Raw records:
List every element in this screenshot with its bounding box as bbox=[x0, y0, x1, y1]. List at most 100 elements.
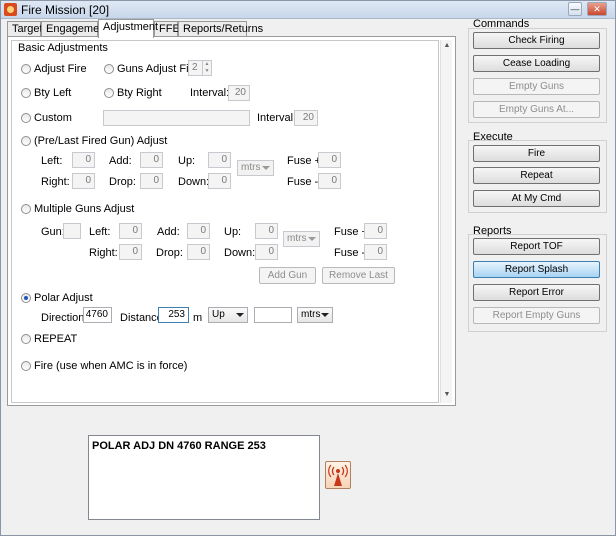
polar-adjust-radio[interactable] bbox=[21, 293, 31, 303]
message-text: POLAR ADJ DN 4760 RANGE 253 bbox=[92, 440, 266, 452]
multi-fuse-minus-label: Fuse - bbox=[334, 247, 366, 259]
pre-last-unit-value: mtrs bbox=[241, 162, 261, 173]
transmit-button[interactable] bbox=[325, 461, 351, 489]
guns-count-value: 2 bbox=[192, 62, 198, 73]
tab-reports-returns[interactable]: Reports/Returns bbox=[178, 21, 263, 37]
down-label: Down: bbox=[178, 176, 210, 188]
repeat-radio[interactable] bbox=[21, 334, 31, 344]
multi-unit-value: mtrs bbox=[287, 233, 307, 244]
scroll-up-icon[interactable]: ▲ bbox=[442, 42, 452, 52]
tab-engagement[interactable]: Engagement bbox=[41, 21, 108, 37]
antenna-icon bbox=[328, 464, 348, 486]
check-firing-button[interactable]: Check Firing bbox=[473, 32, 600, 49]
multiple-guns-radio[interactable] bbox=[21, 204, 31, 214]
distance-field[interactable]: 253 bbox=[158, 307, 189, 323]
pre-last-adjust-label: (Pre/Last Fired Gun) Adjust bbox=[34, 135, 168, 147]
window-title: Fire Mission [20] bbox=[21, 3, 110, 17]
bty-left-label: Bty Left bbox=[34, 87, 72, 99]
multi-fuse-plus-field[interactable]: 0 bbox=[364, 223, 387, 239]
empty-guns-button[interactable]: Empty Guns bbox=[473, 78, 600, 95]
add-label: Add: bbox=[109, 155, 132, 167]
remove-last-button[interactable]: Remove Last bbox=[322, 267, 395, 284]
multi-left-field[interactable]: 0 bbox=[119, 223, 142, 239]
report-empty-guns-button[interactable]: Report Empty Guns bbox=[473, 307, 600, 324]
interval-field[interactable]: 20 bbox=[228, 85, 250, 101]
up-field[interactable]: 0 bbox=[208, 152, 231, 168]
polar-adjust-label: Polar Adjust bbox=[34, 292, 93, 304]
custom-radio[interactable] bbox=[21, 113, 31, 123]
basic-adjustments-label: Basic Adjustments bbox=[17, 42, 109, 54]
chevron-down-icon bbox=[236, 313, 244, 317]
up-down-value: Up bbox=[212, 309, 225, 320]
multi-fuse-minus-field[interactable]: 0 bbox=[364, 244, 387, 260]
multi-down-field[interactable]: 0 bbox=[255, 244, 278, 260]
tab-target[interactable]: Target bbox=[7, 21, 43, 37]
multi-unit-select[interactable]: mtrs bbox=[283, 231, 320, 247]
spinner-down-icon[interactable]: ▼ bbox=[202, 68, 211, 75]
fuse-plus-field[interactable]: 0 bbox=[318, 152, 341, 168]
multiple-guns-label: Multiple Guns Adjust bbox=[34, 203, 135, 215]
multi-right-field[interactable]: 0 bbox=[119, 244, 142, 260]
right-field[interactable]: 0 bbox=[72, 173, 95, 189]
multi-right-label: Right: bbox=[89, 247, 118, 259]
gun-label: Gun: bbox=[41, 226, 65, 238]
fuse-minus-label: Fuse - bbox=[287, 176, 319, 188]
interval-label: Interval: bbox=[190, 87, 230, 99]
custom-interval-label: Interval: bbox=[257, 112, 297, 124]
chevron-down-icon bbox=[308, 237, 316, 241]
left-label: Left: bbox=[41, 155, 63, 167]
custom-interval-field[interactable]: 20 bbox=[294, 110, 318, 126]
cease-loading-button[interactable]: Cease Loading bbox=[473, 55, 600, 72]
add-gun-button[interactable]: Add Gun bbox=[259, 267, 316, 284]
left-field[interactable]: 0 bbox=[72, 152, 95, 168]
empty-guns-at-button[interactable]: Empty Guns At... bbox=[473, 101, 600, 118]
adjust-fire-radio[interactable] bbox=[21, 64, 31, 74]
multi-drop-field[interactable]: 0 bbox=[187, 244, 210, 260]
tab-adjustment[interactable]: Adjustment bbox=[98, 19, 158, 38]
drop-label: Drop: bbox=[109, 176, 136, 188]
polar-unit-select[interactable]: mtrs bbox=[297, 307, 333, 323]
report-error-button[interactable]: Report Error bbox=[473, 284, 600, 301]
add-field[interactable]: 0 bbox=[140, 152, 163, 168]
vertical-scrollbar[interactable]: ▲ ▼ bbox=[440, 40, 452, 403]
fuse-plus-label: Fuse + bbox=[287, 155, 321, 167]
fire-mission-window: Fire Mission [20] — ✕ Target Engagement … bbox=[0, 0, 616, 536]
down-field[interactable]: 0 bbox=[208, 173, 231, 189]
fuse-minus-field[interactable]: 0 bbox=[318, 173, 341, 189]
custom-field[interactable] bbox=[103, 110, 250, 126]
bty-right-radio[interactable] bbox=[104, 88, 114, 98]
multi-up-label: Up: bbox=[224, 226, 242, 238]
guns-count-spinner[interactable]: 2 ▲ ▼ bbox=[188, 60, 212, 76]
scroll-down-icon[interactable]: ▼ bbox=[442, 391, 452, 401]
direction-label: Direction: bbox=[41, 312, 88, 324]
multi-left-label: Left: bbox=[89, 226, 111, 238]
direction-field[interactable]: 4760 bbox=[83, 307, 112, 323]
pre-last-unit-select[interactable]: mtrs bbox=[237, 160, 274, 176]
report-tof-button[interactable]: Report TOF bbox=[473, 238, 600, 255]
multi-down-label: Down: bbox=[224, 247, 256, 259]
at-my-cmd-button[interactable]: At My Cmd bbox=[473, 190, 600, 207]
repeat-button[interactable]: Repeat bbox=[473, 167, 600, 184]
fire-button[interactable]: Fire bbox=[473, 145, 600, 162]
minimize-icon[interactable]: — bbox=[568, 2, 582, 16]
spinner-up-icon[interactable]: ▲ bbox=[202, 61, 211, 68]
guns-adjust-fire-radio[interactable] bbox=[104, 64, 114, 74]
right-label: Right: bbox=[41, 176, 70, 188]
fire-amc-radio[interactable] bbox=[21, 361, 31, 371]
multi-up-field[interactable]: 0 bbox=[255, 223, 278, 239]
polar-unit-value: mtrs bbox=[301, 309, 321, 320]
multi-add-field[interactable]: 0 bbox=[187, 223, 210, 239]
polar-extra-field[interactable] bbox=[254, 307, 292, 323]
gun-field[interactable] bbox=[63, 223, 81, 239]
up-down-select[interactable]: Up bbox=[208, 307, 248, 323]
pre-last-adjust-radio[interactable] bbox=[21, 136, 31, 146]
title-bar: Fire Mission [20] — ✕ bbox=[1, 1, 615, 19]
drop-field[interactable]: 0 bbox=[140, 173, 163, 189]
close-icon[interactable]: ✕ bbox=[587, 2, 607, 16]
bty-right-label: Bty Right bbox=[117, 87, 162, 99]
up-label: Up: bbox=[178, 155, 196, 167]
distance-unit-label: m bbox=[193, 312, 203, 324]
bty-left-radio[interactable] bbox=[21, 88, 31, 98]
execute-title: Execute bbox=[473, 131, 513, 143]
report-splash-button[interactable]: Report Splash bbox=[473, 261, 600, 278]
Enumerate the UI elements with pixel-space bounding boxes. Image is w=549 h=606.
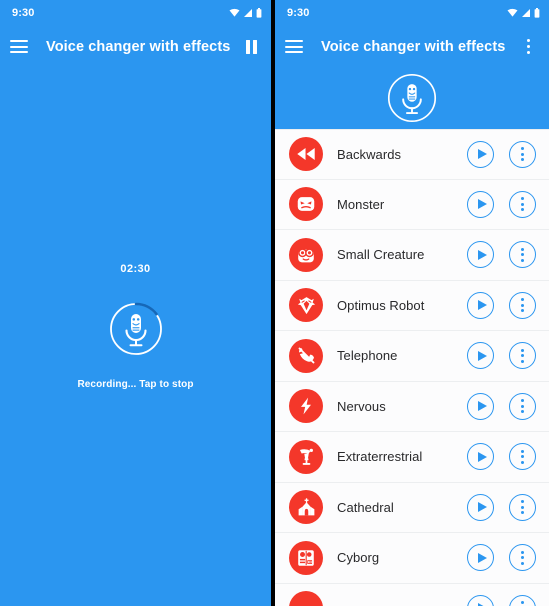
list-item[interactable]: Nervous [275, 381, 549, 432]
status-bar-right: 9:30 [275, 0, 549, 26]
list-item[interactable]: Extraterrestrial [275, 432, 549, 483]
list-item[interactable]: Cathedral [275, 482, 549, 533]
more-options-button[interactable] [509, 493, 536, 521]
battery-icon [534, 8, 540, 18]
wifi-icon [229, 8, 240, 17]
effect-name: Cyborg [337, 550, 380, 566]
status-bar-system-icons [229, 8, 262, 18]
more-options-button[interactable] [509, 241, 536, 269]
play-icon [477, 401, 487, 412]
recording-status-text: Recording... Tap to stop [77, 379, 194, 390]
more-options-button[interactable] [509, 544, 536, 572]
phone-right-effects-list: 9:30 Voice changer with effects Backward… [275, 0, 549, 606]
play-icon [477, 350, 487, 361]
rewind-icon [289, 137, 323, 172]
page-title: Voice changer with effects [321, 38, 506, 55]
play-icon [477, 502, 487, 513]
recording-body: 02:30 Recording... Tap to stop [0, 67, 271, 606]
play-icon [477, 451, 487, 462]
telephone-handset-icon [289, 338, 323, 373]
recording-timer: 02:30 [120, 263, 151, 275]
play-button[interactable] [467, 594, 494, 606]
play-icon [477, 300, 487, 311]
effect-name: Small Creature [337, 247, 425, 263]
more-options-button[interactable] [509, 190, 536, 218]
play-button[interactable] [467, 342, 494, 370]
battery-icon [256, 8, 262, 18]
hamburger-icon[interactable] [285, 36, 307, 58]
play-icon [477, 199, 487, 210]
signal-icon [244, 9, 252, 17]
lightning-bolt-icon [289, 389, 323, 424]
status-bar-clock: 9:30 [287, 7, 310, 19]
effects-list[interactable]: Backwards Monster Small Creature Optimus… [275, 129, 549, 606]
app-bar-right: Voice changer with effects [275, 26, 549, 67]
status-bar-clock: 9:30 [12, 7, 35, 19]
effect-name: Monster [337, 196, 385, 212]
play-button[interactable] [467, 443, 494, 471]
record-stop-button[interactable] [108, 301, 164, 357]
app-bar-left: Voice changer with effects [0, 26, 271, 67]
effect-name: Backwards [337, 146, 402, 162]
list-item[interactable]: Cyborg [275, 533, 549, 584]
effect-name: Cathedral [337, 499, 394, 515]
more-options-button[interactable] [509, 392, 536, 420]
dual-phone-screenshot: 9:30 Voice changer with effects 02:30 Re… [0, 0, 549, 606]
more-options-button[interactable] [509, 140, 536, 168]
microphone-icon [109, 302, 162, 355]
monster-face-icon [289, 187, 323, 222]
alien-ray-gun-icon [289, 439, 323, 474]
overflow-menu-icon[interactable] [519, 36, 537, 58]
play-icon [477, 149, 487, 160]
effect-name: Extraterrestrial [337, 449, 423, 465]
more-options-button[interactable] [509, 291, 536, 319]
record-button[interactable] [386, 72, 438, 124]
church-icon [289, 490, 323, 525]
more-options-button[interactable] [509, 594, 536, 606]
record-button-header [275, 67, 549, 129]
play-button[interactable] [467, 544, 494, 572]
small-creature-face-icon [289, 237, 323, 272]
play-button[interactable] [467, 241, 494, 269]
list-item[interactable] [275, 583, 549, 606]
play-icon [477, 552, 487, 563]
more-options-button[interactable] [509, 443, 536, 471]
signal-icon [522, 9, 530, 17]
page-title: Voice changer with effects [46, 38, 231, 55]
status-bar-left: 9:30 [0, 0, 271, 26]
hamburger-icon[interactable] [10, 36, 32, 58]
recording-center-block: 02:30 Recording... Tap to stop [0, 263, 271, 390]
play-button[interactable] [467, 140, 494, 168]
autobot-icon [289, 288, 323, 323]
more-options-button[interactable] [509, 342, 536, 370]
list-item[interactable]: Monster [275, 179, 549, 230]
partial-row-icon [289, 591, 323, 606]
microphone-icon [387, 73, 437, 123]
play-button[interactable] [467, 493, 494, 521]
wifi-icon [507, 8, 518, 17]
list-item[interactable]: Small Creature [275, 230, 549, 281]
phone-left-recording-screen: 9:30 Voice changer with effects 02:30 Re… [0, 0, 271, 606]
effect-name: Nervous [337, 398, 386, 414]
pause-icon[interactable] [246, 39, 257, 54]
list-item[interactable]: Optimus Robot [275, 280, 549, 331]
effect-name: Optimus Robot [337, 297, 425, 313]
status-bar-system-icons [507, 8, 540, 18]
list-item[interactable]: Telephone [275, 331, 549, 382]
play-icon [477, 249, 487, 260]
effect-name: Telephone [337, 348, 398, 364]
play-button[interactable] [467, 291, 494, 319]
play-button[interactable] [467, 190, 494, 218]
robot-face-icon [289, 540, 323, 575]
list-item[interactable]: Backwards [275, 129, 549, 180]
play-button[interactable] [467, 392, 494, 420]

What is needed: Copy the entries from the line containing "list-item[interactable]: Nervous [275, 381, 549, 432]" through the line containing "play-icon [477, 401, 487, 412]", matching them character for character.

Response for this exercise:
list-item[interactable]: Nervous [275, 381, 549, 432]
status-bar-right: 9:30 [275, 0, 549, 26]
list-item[interactable]: Extraterrestrial [275, 432, 549, 483]
list-item[interactable]: Cathedral [275, 482, 549, 533]
more-options-button[interactable] [509, 493, 536, 521]
battery-icon [534, 8, 540, 18]
wifi-icon [229, 8, 240, 17]
effect-name: Cyborg [337, 550, 380, 566]
status-bar-system-icons [229, 8, 262, 18]
more-options-button[interactable] [509, 241, 536, 269]
play-icon [477, 401, 487, 412]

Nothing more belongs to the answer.